__Task brief__
Records follow. Pull out every line that contains "name".
● ● ● ● ●
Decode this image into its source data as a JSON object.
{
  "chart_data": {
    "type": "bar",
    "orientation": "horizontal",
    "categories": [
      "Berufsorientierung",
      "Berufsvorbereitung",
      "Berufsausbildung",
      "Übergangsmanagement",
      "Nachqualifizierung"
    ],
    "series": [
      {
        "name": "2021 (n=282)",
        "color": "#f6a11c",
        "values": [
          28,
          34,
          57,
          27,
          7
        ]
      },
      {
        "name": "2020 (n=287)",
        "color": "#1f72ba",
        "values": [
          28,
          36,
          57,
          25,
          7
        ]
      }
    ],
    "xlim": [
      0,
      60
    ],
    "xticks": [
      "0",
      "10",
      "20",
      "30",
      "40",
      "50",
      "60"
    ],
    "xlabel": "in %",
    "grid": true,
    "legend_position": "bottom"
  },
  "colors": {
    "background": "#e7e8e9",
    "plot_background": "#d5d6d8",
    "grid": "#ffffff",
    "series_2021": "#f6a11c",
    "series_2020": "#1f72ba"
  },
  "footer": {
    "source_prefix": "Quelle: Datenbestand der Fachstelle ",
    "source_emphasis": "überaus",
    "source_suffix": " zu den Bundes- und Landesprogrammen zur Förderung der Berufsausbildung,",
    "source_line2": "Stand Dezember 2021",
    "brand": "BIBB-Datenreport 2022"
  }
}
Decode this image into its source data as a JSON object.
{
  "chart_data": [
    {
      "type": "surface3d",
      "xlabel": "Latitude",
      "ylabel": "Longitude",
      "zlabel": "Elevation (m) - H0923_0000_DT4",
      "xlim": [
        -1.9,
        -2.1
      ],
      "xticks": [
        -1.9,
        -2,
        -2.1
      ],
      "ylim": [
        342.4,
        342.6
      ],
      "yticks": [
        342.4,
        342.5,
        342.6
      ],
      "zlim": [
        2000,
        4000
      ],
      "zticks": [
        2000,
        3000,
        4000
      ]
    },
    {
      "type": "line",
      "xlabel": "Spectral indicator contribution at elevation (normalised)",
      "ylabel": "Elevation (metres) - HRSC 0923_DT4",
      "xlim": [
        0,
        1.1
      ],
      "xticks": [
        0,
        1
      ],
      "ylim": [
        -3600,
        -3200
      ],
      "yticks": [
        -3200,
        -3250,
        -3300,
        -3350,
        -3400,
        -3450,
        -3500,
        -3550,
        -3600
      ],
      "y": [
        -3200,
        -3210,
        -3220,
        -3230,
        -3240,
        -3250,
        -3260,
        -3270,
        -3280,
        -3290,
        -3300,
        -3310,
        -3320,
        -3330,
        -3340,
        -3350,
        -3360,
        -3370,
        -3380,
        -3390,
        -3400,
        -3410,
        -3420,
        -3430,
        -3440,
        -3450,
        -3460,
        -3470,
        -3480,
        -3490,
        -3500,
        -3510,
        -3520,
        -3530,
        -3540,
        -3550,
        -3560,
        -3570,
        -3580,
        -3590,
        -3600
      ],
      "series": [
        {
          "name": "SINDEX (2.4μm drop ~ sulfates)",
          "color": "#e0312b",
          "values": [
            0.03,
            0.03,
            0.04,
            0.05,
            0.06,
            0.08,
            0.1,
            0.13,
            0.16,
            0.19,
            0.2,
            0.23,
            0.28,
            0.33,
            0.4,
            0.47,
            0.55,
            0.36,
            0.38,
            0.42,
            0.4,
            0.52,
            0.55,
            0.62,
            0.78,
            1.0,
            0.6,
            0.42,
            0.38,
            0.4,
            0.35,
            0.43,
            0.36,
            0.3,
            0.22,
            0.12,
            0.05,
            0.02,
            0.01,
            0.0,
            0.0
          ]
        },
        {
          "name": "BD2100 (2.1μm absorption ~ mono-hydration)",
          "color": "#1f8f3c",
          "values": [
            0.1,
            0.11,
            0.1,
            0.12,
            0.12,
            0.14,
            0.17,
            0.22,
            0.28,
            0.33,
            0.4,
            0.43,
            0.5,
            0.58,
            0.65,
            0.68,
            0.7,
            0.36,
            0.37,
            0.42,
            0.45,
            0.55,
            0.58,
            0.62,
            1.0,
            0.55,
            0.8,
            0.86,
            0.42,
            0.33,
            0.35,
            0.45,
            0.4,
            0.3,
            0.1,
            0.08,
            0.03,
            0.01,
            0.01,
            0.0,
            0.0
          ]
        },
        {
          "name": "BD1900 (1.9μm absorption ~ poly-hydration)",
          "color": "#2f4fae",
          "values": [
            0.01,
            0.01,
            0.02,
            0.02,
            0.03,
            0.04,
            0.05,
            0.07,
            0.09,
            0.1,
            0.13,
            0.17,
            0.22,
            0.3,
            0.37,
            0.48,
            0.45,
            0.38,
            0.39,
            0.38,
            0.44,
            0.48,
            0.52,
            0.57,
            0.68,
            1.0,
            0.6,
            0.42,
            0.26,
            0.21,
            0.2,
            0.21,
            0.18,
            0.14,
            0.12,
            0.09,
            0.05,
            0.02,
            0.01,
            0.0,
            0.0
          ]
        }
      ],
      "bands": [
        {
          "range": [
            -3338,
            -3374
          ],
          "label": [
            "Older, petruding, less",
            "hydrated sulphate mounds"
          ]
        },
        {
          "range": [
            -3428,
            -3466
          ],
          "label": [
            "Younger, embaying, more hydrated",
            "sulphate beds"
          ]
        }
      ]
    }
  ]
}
● ● ● ● ●
__Result__
        "name": "2021 (n=282)",
        "name": "2020 (n=287)",
          "name": "SINDEX (2.4μm drop ~ sulfates)",
          "name": "BD2100 (2.1μm absorption ~ mono-hydration)",
          "name": "BD1900 (1.9μm absorption ~ poly-hydration)",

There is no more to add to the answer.